Each line containing the word "subtitle" needs to be copied.

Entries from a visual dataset
————

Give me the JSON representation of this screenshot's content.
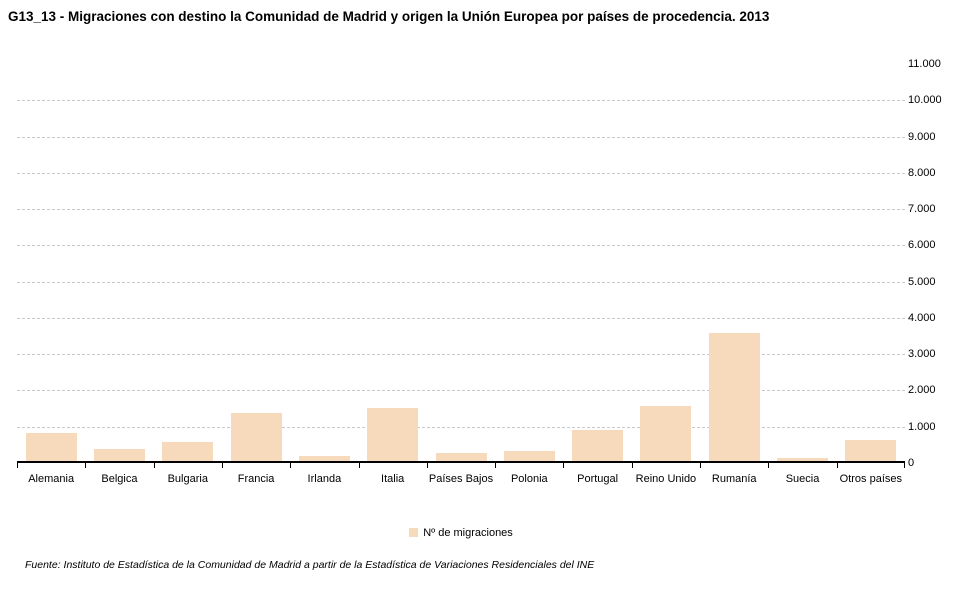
{
  "page": {
    "title": "G13_13 - Migraciones con destino la Comunidad de Madrid y origen la Unión Europea por países de procedencia. 2013",
    "source": "Fuente: Instituto de Estadística de la Comunidad de Madrid a partir de la Estadística de Variaciones Residenciales del INE"
  },
  "legend": {
    "label": "Nº de migraciones"
  },
  "colors": {
    "bar_fill": "#f7dabb",
    "gridline": "#c9c9c9",
    "axis": "#000000",
    "text": "#000000",
    "background": "#ffffff"
  },
  "chart_data": {
    "type": "bar",
    "title": "G13_13 - Migraciones con destino la Comunidad de Madrid y origen la Unión Europea por países de procedencia. 2013",
    "categories": [
      "Alemania",
      "Belgica",
      "Bulgaria",
      "Francia",
      "Irlanda",
      "Italia",
      "Países Bajos",
      "Polonia",
      "Portugal",
      "Reino Unido",
      "Rumanía",
      "Suecia",
      "Otros países"
    ],
    "values": [
      840,
      390,
      580,
      1380,
      200,
      1520,
      280,
      330,
      910,
      1570,
      3580,
      140,
      640
    ],
    "series_name": "Nº de migraciones",
    "xlabel": "",
    "ylabel": "",
    "ylim": [
      0,
      11000
    ],
    "ytick_interval": 1000,
    "ytick_labels": [
      "0",
      "1.000",
      "2.000",
      "3.000",
      "4.000",
      "5.000",
      "6.000",
      "7.000",
      "8.000",
      "9.000",
      "10.000",
      "11.000"
    ],
    "legend_entries": [
      "Nº de migraciones"
    ],
    "legend_position": "bottom-center",
    "grid": "horizontal-dashed",
    "y_axis_side": "right",
    "bar_color": "#f7dabb"
  }
}
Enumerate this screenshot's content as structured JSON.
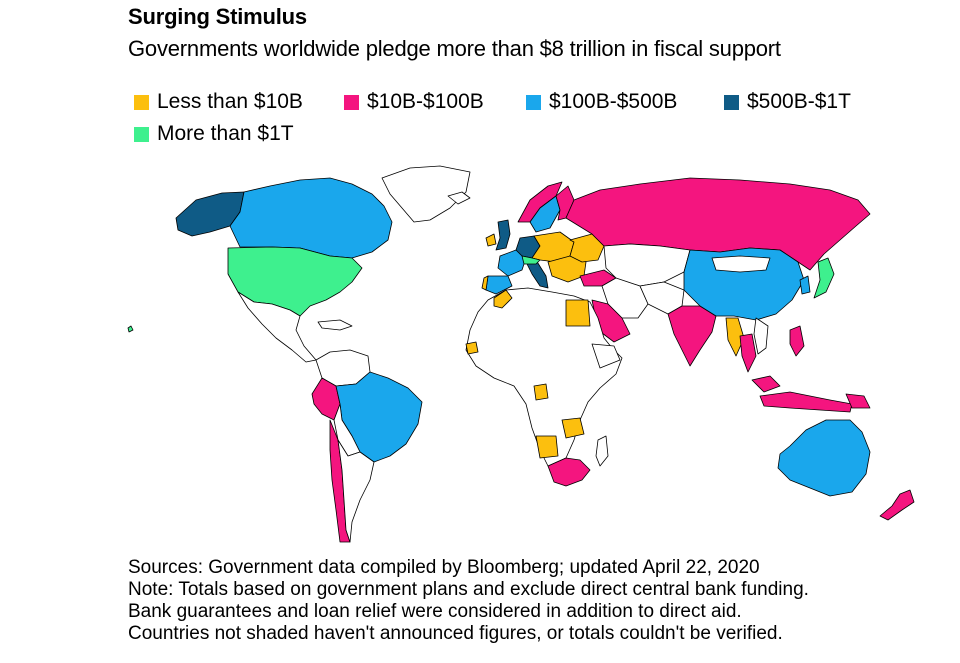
{
  "header": {
    "title": "Surging Stimulus",
    "subtitle": "Governments worldwide pledge more than $8 trillion in fiscal support"
  },
  "legend": {
    "items": [
      {
        "label": "Less than $10B",
        "color": "#fcbf0e"
      },
      {
        "label": "$10B-$100B",
        "color": "#f4157f"
      },
      {
        "label": "$100B-$500B",
        "color": "#1aa7ec"
      },
      {
        "label": "$500B-$1T",
        "color": "#0f5b86"
      },
      {
        "label": "More than $1T",
        "color": "#3ef08e"
      }
    ]
  },
  "map": {
    "unshaded_color": "#ffffff",
    "border_color": "#000000"
  },
  "footer": {
    "lines": [
      "Sources: Government data compiled by Bloomberg; updated April 22, 2020",
      "Note: Totals based on government plans and exclude direct central bank funding.",
      "Bank guarantees and loan relief were considered in addition to direct aid.",
      "Countries not shaded haven't announced figures, or totals couldn't be verified."
    ]
  }
}
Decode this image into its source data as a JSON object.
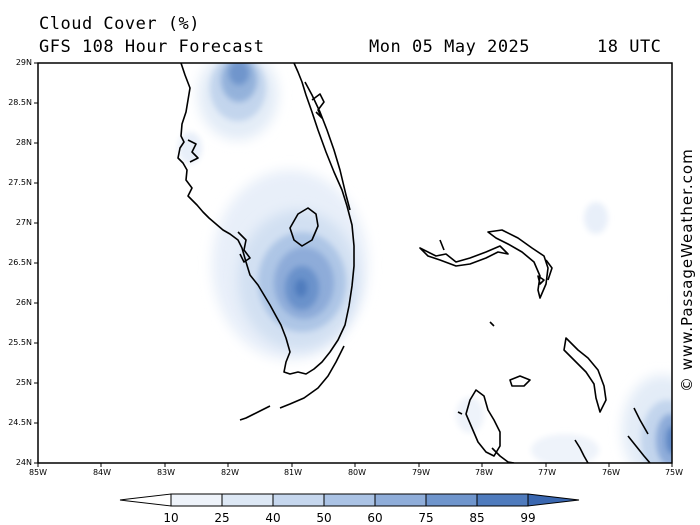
{
  "header": {
    "title": "Cloud Cover (%)",
    "subtitle": "GFS 108 Hour Forecast",
    "date": "Mon 05 May 2025",
    "time": "18 UTC"
  },
  "credit": "© www.PassageWeather.com",
  "map": {
    "lat_range": [
      24,
      29
    ],
    "lon_range": [
      -85,
      -75
    ],
    "lat_ticks": [
      "29N",
      "28.5N",
      "28N",
      "27.5N",
      "27N",
      "26.5N",
      "26N",
      "25.5N",
      "25N",
      "24.5N",
      "24N"
    ],
    "lon_ticks": [
      "85W",
      "84W",
      "83W",
      "82W",
      "81W",
      "80W",
      "79W",
      "78W",
      "77W",
      "76W",
      "75W"
    ],
    "coastline_color": "#000000"
  },
  "colorbar": {
    "labels": [
      "10",
      "25",
      "40",
      "50",
      "60",
      "75",
      "85",
      "99"
    ],
    "colors": [
      "#ffffff",
      "#eef3fa",
      "#dde8f5",
      "#c6d7ee",
      "#abc3e5",
      "#8fadd9",
      "#6f95cc",
      "#4f7bbd",
      "#3a67b0"
    ]
  }
}
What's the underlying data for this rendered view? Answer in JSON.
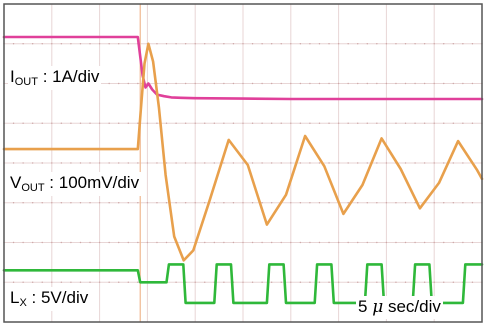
{
  "chart_data": {
    "type": "line",
    "title": "",
    "xlabel": "",
    "ylabel": "",
    "grid": true,
    "grid_divisions": {
      "x": 10,
      "y": 8
    },
    "timebase_label": {
      "prefix": "5 ",
      "mu": "μ",
      "suffix": " sec/div"
    },
    "trigger_time_div": 2.85,
    "colors": {
      "background": "#ffffff",
      "grid": "#e8d6d6",
      "grid_dots": "#cfa8a8",
      "trigger": "#f0b890",
      "border": "#555555"
    },
    "series": [
      {
        "key": "iout",
        "label": {
          "main": "I",
          "sub": "OUT",
          "rest": " : 1A/div"
        },
        "color": "#e0409a",
        "x": [
          0,
          2.8,
          2.9,
          2.96,
          3.02,
          3.1,
          3.2,
          3.35,
          3.5,
          3.7,
          4,
          5,
          6,
          7,
          8,
          9,
          10
        ],
        "y": [
          7.17,
          7.17,
          6.2,
          5.9,
          6.0,
          5.85,
          5.72,
          5.68,
          5.65,
          5.64,
          5.63,
          5.62,
          5.61,
          5.61,
          5.61,
          5.61,
          5.61
        ]
      },
      {
        "key": "vout",
        "label": {
          "main": "V",
          "sub": "OUT",
          "rest": " : 100mV/div"
        },
        "color": "#e8a04c",
        "x": [
          0,
          2.8,
          2.86,
          2.94,
          3.02,
          3.12,
          3.24,
          3.38,
          3.56,
          3.76,
          3.96,
          4.3,
          4.7,
          5.1,
          5.5,
          5.9,
          6.3,
          6.7,
          7.1,
          7.5,
          7.9,
          8.3,
          8.7,
          9.1,
          9.5,
          9.9,
          10
        ],
        "y": [
          4.35,
          4.35,
          5.3,
          6.5,
          7.0,
          6.55,
          5.4,
          3.7,
          2.15,
          1.55,
          1.8,
          3.05,
          4.58,
          3.95,
          2.45,
          3.2,
          4.68,
          3.92,
          2.72,
          3.45,
          4.62,
          3.85,
          2.86,
          3.5,
          4.55,
          3.82,
          3.6
        ]
      },
      {
        "key": "lx",
        "label": {
          "main": "L",
          "sub": "X",
          "rest": " : 5V/div"
        },
        "color": "#2fb83a",
        "x": [
          0,
          2.8,
          2.85,
          3.4,
          3.45,
          3.75,
          3.8,
          4.4,
          4.45,
          4.75,
          4.8,
          5.5,
          5.55,
          5.85,
          5.9,
          6.5,
          6.55,
          6.85,
          6.9,
          7.55,
          7.6,
          7.9,
          7.95,
          8.55,
          8.6,
          8.9,
          8.95,
          9.6,
          9.65,
          10
        ],
        "y": [
          1.3,
          1.3,
          1.0,
          1.0,
          1.45,
          1.45,
          0.48,
          0.48,
          1.45,
          1.45,
          0.48,
          0.48,
          1.45,
          1.45,
          0.48,
          0.48,
          1.45,
          1.45,
          0.48,
          0.48,
          1.45,
          1.45,
          0.48,
          0.48,
          1.45,
          1.45,
          0.48,
          0.48,
          1.45,
          1.45
        ]
      }
    ]
  }
}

————

## REPLY
    "subtitle": "Governments worldwide pledge more than $8 trillion in fiscal support"
    "subtitle": "GFS 108 Hour Forecast",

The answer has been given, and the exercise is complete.